## Written instruction
Go through the data below and copy it exactly, skipping every picture.

## Extracted records
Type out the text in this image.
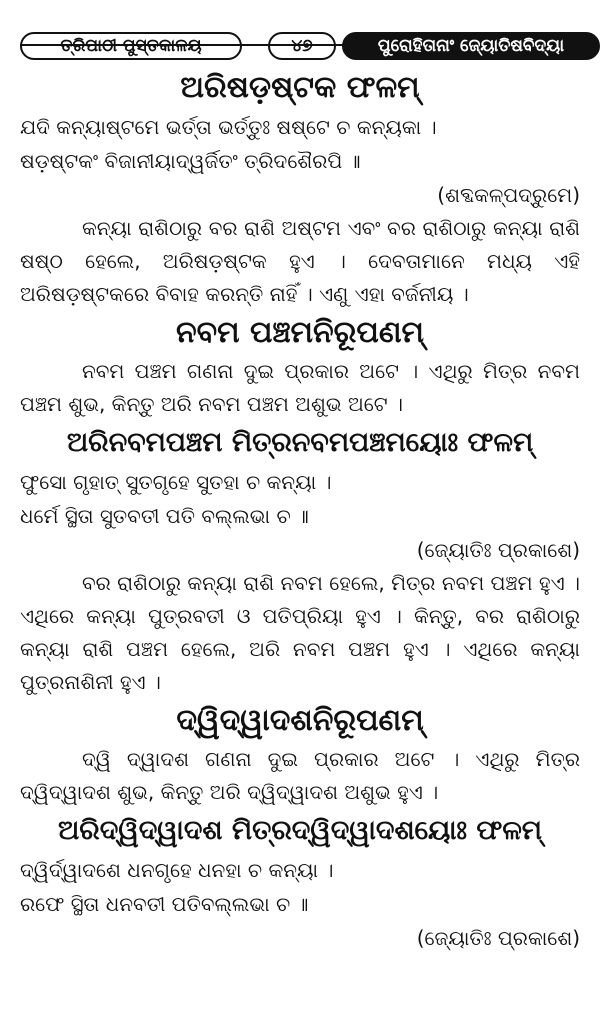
ତ୍ରିପାଠୀ ପୁସ୍ତକାଳୟ	୪୭	ପୁରୋହିତାନାଂ ଜ୍ୟୋତିଷବିଦ୍ୟା
ଅରିଷଡ଼ଷ୍ଟକ ଫଳମ୍
ଯଦି କନ୍ୟାଷ୍ଟମେ ଭର୍ତ୍ତା ଭର୍ତ୍ତୁଃ ଷଷ୍ଟେ ଚ କନ୍ୟକା ।
ଷଡ଼ଷ୍ଟକଂ ବିଜାନୀୟାଦ୍ୱର୍ଜିତଂ ତ୍ରିଦଶୈରପି ॥
(ଶବ୍ଦକଳ୍ପଦ୍ରୁମେ)
କନ୍ୟା ରାଶିଠାରୁ ବର ରାଶି ଅଷ୍ଟମ ଏବଂ ବର ରାଶିଠାରୁ କନ୍ୟା ରାଶି ଷଷ୍ଠ ହେଲେ, ଅରିଷଡ଼ଷ୍ଟକ ହୁଏ । ଦେବତାମାନେ ମଧ୍ୟ ଏହି ଅରିଷଡ଼ଷ୍ଟକରେ ବିବାହ କରନ୍ତି ନାହିଁ । ଏଣୁ ଏହା ବର୍ଜନୀୟ ।
ନବମ ପଞ୍ଚମନିରୂପଣମ୍
ନବମ ପଞ୍ଚମ ଗଣନା ଦୁଇ ପ୍ରକାର ଅଟେ । ଏଥିରୁ ମିତ୍ର ନବମ ପଞ୍ଚମ ଶୁଭ, କିନ୍ତୁ ଅରି ନବମ ପଞ୍ଚମ ଅଶୁଭ ଅଟେ ।
ଅରିନବମପଞ୍ଚମ ମିତ୍ରନବମପଞ୍ଚମୟୋଃ ଫଳମ୍
ଫୁସୋ ଗୃହାତ୍ ସୁତଗୃହେ ସୁତହା ଚ କନ୍ୟା ।
ଧର୍ମେ ସ୍ଥିତା ସୁତବତୀ ପତି ବଲ୍ଲଭା ଚ ॥
(ଜ୍ୟୋତିଃ ପ୍ରକାଶେ)
ବର ରାଶିଠାରୁ କନ୍ୟା ରାଶି ନବମ ହେଲେ, ମିତ୍ର ନବମ ପଞ୍ଚମ ହୁଏ । ଏଥିରେ କନ୍ୟା ପୁତ୍ରବତୀ ଓ ପତିପ୍ରିୟା ହୁଏ । କିନ୍ତୁ, ବର ରାଶିଠାରୁ କନ୍ୟା ରାଶି ପଞ୍ଚମ ହେଲେ, ଅରି ନବମ ପଞ୍ଚମ ହୁଏ । ଏଥିରେ କନ୍ୟା ପୁତ୍ରନାଶିନୀ ହୁଏ ।
ଦ୍ୱିଦ୍ୱାଦଶନିରୂପଣମ୍
ଦ୍ୱି ଦ୍ୱାଦଶ ଗଣନା ଦୁଇ ପ୍ରକାର ଅଟେ । ଏଥିରୁ ମିତ୍ର ଦ୍ୱିଦ୍ୱାଦଶ ଶୁଭ, କିନ୍ତୁ ଅରି ଦ୍ୱିଦ୍ୱାଦଶ ଅଶୁଭ ହୁଏ ।
ଅରିଦ୍ୱିଦ୍ୱାଦଶ ମିତ୍ରଦ୍ୱିଦ୍ୱାଦଶୟୋଃ ଫଳମ୍
ଦ୍ୱିର୍ଦ୍ୱାଦଶେ ଧନଗୃହେ ଧନହା ଚ କନ୍ୟା ।
ରଫେ ସ୍ଥିତା ଧନବତୀ ପତିବଲ୍ଲଭା ଚ ॥
(ଜ୍ୟୋତିଃ ପ୍ରକାଶେ)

## Task response
Type out the text in this image.
ତ୍ରିପାଠୀ ପୁସ୍ତକାଳୟ	୪୭	ପୁରୋହିତାନାଂ ଜ୍ୟୋତିଷବିଦ୍ୟା
ଅରିଷଡ଼ଷ୍ଟକ ଫଳମ୍
ଯଦି କନ୍ୟାଷ୍ଟମେ ଭର୍ତ୍ତା ଭର୍ତ୍ତୁଃ ଷଷ୍ଟେ ଚ କନ୍ୟକା ।
ଷଡ଼ଷ୍ଟକଂ ବିଜାନୀୟାଦ୍ୱର୍ଜିତଂ ତ୍ରିଦଶୈରପି ॥
(ଶବ୍ଦକଳ୍ପଦ୍ରୁମେ)
କନ୍ୟା ରାଶିଠାରୁ ବର ରାଶି ଅଷ୍ଟମ ଏବଂ ବର ରାଶିଠାରୁ କନ୍ୟା ରାଶି ଷଷ୍ଠ ହେଲେ, ଅରିଷଡ଼ଷ୍ଟକ ହୁଏ । ଦେବତାମାନେ ମଧ୍ୟ ଏହି ଅରିଷଡ଼ଷ୍ଟକରେ ବିବାହ କରନ୍ତି ନାହିଁ । ଏଣୁ ଏହା ବର୍ଜନୀୟ ।
ନବମ ପଞ୍ଚମନିରୂପଣମ୍
ନବମ ପଞ୍ଚମ ଗଣନା ଦୁଇ ପ୍ରକାର ଅଟେ । ଏଥିରୁ ମିତ୍ର ନବମ ପଞ୍ଚମ ଶୁଭ, କିନ୍ତୁ ଅରି ନବମ ପଞ୍ଚମ ଅଶୁଭ ଅଟେ ।
ଅରିନବମପଞ୍ଚମ ମିତ୍ରନବମପଞ୍ଚମୟୋଃ ଫଳମ୍
ଫୁସୋ ଗୃହାତ୍ ସୁତଗୃହେ ସୁତହା ଚ କନ୍ୟା ।
ଧର୍ମେ ସ୍ଥିତା ସୁତବତୀ ପତି ବଲ୍ଲଭା ଚ ॥
(ଜ୍ୟୋତିଃ ପ୍ରକାଶେ)
ବର ରାଶିଠାରୁ କନ୍ୟା ରାଶି ନବମ ହେଲେ, ମିତ୍ର ନବମ ପଞ୍ଚମ ହୁଏ । ଏଥିରେ କନ୍ୟା ପୁତ୍ରବତୀ ଓ ପତିପ୍ରିୟା ହୁଏ । କିନ୍ତୁ, ବର ରାଶିଠାରୁ କନ୍ୟା ରାଶି ପଞ୍ଚମ ହେଲେ, ଅରି ନବମ ପଞ୍ଚମ ହୁଏ । ଏଥିରେ କନ୍ୟା ପୁତ୍ରନାଶିନୀ ହୁଏ ।
ଦ୍ୱିଦ୍ୱାଦଶନିରୂପଣମ୍
ଦ୍ୱି ଦ୍ୱାଦଶ ଗଣନା ଦୁଇ ପ୍ରକାର ଅଟେ । ଏଥିରୁ ମିତ୍ର ଦ୍ୱିଦ୍ୱାଦଶ ଶୁଭ, କିନ୍ତୁ ଅରି ଦ୍ୱିଦ୍ୱାଦଶ ଅଶୁଭ ହୁଏ ।
ଅରିଦ୍ୱିଦ୍ୱାଦଶ ମିତ୍ରଦ୍ୱିଦ୍ୱାଦଶୟୋଃ ଫଳମ୍
ଦ୍ୱିର୍ଦ୍ୱାଦଶେ ଧନଗୃହେ ଧନହା ଚ କନ୍ୟା ।
ରଫେ ସ୍ଥିତା ଧନବତୀ ପତିବଲ୍ଲଭା ଚ ॥
(ଜ୍ୟୋତିଃ ପ୍ରକାଶେ)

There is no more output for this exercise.